■ Exercise requirements
Below are the records; locate each line with the word "label" and copy it.

■ Record extracts
————
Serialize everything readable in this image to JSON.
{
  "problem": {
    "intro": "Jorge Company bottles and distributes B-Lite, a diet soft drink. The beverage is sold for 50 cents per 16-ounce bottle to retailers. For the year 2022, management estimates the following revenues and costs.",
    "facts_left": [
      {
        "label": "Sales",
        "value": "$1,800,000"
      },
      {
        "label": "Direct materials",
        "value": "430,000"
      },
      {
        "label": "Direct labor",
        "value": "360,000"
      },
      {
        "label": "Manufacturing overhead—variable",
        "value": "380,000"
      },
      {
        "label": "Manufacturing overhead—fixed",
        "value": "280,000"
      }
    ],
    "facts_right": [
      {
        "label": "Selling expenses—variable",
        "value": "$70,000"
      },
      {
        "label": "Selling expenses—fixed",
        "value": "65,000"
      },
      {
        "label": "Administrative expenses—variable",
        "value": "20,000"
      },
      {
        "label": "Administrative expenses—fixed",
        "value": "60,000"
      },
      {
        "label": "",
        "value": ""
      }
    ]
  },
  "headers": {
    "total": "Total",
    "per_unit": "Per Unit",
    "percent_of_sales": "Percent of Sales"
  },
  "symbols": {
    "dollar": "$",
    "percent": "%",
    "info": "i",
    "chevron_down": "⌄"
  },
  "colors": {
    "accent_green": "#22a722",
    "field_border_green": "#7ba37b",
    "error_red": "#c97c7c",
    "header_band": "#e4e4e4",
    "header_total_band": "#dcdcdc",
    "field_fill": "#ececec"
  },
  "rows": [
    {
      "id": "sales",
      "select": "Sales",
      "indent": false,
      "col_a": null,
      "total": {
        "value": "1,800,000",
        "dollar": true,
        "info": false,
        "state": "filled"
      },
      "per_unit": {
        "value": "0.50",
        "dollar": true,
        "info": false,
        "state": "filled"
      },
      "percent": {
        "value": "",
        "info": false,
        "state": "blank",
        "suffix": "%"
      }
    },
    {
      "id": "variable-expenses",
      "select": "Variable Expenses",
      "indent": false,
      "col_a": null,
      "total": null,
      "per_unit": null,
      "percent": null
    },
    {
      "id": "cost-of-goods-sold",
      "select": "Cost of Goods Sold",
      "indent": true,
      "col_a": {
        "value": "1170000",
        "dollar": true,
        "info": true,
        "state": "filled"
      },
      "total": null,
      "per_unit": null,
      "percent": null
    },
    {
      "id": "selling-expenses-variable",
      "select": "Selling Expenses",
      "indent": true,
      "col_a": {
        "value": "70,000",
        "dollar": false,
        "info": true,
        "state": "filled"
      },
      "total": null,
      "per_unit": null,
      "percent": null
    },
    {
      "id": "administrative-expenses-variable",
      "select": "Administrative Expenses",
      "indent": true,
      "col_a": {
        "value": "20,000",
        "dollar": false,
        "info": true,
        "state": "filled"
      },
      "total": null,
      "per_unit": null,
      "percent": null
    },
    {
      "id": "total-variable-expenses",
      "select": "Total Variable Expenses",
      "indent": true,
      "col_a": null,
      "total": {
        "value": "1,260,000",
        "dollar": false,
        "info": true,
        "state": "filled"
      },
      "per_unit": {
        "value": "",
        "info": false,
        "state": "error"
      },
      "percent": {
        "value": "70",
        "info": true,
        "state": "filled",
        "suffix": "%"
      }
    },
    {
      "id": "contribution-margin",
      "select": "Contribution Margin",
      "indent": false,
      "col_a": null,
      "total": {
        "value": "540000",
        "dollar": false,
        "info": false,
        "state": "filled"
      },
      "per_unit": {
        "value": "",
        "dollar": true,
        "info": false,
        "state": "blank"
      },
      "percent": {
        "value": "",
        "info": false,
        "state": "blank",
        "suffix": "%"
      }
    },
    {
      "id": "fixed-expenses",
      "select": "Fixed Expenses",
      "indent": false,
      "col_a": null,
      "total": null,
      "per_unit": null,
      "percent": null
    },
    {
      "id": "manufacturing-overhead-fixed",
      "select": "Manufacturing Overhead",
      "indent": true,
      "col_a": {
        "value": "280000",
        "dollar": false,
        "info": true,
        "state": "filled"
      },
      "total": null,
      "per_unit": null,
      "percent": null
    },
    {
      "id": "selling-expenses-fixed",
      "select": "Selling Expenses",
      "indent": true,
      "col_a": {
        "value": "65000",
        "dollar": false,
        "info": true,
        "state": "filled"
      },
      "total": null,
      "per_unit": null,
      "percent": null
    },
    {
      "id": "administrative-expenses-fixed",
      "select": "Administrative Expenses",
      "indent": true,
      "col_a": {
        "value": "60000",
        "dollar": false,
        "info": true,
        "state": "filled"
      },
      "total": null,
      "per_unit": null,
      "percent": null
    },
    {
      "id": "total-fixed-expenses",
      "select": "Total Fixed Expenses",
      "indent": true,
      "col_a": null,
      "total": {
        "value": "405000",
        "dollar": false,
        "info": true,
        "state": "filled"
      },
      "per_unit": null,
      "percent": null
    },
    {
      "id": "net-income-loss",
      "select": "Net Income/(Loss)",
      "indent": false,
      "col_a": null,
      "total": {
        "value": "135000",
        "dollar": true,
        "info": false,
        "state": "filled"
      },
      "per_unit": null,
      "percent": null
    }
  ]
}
————
■ Exercise output
        "label": "Sales",
        "label": "Direct materials",
        "label": "Direct labor",
        "label": "Manufacturing overhead—variable",
        "label": "Manufacturing overhead—fixed",
        "label": "Selling expenses—variable",
        "label": "Selling expenses—fixed",
        "label": "Administrative expenses—variable",
        "label": "Administrative expenses—fixed",
        "label": "",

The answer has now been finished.